Data entries
==*==
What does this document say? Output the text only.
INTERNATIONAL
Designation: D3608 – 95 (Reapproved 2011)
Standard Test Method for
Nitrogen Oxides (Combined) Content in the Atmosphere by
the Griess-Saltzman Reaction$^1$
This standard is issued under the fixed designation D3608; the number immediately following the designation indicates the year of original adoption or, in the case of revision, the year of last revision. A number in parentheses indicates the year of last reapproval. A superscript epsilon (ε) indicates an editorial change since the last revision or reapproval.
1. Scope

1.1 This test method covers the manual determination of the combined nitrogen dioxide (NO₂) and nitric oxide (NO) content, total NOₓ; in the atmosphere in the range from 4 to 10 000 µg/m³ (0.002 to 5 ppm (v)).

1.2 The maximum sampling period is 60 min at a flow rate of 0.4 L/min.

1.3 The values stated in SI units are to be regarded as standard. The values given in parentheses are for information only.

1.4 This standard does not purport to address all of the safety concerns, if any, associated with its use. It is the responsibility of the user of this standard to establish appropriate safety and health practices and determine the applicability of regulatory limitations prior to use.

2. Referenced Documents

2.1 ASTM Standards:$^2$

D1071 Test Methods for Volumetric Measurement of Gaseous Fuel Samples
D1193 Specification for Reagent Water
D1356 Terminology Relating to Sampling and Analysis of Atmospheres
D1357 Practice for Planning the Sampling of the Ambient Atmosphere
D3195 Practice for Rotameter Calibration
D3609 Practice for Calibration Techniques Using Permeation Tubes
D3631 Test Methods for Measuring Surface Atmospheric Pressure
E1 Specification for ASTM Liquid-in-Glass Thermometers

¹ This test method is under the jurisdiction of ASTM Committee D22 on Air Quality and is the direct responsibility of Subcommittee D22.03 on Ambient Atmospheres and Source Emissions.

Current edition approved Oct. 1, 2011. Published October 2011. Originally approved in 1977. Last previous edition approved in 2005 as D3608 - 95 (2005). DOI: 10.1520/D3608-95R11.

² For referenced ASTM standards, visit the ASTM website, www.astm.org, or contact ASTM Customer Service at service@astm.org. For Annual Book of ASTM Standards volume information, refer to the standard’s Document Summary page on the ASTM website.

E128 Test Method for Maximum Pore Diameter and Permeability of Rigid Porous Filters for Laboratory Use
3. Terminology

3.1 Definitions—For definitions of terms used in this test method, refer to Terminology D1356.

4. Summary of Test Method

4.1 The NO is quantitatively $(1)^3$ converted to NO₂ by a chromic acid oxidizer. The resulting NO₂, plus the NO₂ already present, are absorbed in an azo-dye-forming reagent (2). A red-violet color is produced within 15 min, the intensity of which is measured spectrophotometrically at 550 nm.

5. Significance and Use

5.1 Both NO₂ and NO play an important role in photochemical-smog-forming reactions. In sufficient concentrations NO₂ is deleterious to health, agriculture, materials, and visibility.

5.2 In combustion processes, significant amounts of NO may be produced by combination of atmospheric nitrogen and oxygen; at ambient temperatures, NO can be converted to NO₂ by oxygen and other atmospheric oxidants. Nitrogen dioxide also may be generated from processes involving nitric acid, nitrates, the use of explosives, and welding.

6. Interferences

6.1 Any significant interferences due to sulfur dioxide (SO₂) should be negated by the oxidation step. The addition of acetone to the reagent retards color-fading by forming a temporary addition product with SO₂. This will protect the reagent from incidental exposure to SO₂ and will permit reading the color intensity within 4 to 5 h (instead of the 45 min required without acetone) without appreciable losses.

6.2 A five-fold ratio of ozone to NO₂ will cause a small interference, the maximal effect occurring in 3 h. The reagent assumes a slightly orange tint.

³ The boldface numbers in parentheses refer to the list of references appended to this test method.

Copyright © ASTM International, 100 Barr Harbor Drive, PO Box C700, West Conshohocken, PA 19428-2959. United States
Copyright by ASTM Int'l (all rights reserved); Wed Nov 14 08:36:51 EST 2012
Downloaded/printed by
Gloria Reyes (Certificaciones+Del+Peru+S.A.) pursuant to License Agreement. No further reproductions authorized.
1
==*==
Exercise description —
Transcribe all entries exactly as they are given.

Output of the task —
What does this document say? Output the text only.
INTERNATIONAL
Designation: D3608 – 95 (Reapproved 2011)
Standard Test Method for
Nitrogen Oxides (Combined) Content in the Atmosphere by
the Griess-Saltzman Reaction$^1$
This standard is issued under the fixed designation D3608; the number immediately following the designation indicates the year of original adoption or, in the case of revision, the year of last revision. A number in parentheses indicates the year of last reapproval. A superscript epsilon (ε) indicates an editorial change since the last revision or reapproval.
1. Scope

1.1 This test method covers the manual determination of the combined nitrogen dioxide (NO₂) and nitric oxide (NO) content, total NOₓ; in the atmosphere in the range from 4 to 10 000 µg/m³ (0.002 to 5 ppm (v)).

1.2 The maximum sampling period is 60 min at a flow rate of 0.4 L/min.

1.3 The values stated in SI units are to be regarded as standard. The values given in parentheses are for information only.

1.4 This standard does not purport to address all of the safety concerns, if any, associated with its use. It is the responsibility of the user of this standard to establish appropriate safety and health practices and determine the applicability of regulatory limitations prior to use.

2. Referenced Documents

2.1 ASTM Standards:$^2$

D1071 Test Methods for Volumetric Measurement of Gaseous Fuel Samples
D1193 Specification for Reagent Water
D1356 Terminology Relating to Sampling and Analysis of Atmospheres
D1357 Practice for Planning the Sampling of the Ambient Atmosphere
D3195 Practice for Rotameter Calibration
D3609 Practice for Calibration Techniques Using Permeation Tubes
D3631 Test Methods for Measuring Surface Atmospheric Pressure
E1 Specification for ASTM Liquid-in-Glass Thermometers

¹ This test method is under the jurisdiction of ASTM Committee D22 on Air Quality and is the direct responsibility of Subcommittee D22.03 on Ambient Atmospheres and Source Emissions.

Current edition approved Oct. 1, 2011. Published October 2011. Originally approved in 1977. Last previous edition approved in 2005 as D3608 - 95 (2005). DOI: 10.1520/D3608-95R11.

² For referenced ASTM standards, visit the ASTM website, www.astm.org, or contact ASTM Customer Service at service@astm.org. For Annual Book of ASTM Standards volume information, refer to the standard’s Document Summary page on the ASTM website.

E128 Test Method for Maximum Pore Diameter and Permeability of Rigid Porous Filters for Laboratory Use
3. Terminology

3.1 Definitions—For definitions of terms used in this test method, refer to Terminology D1356.

4. Summary of Test Method

4.1 The NO is quantitatively $(1)^3$ converted to NO₂ by a chromic acid oxidizer. The resulting NO₂, plus the NO₂ already present, are absorbed in an azo-dye-forming reagent (2). A red-violet color is produced within 15 min, the intensity of which is measured spectrophotometrically at 550 nm.

5. Significance and Use

5.1 Both NO₂ and NO play an important role in photochemical-smog-forming reactions. In sufficient concentrations NO₂ is deleterious to health, agriculture, materials, and visibility.

5.2 In combustion processes, significant amounts of NO may be produced by combination of atmospheric nitrogen and oxygen; at ambient temperatures, NO can be converted to NO₂ by oxygen and other atmospheric oxidants. Nitrogen dioxide also may be generated from processes involving nitric acid, nitrates, the use of explosives, and welding.

6. Interferences

6.1 Any significant interferences due to sulfur dioxide (SO₂) should be negated by the oxidation step. The addition of acetone to the reagent retards color-fading by forming a temporary addition product with SO₂. This will protect the reagent from incidental exposure to SO₂ and will permit reading the color intensity within 4 to 5 h (instead of the 45 min required without acetone) without appreciable losses.

6.2 A five-fold ratio of ozone to NO₂ will cause a small interference, the maximal effect occurring in 3 h. The reagent assumes a slightly orange tint.

³ The boldface numbers in parentheses refer to the list of references appended to this test method.

Copyright © ASTM International, 100 Barr Harbor Drive, PO Box C700, West Conshohocken, PA 19428-2959. United States
Copyright by ASTM Int'l (all rights reserved); Wed Nov 14 08:36:51 EST 2012
Downloaded/printed by
Gloria Reyes (Certificaciones+Del+Peru+S.A.) pursuant to License Agreement. No further reproductions authorized.
1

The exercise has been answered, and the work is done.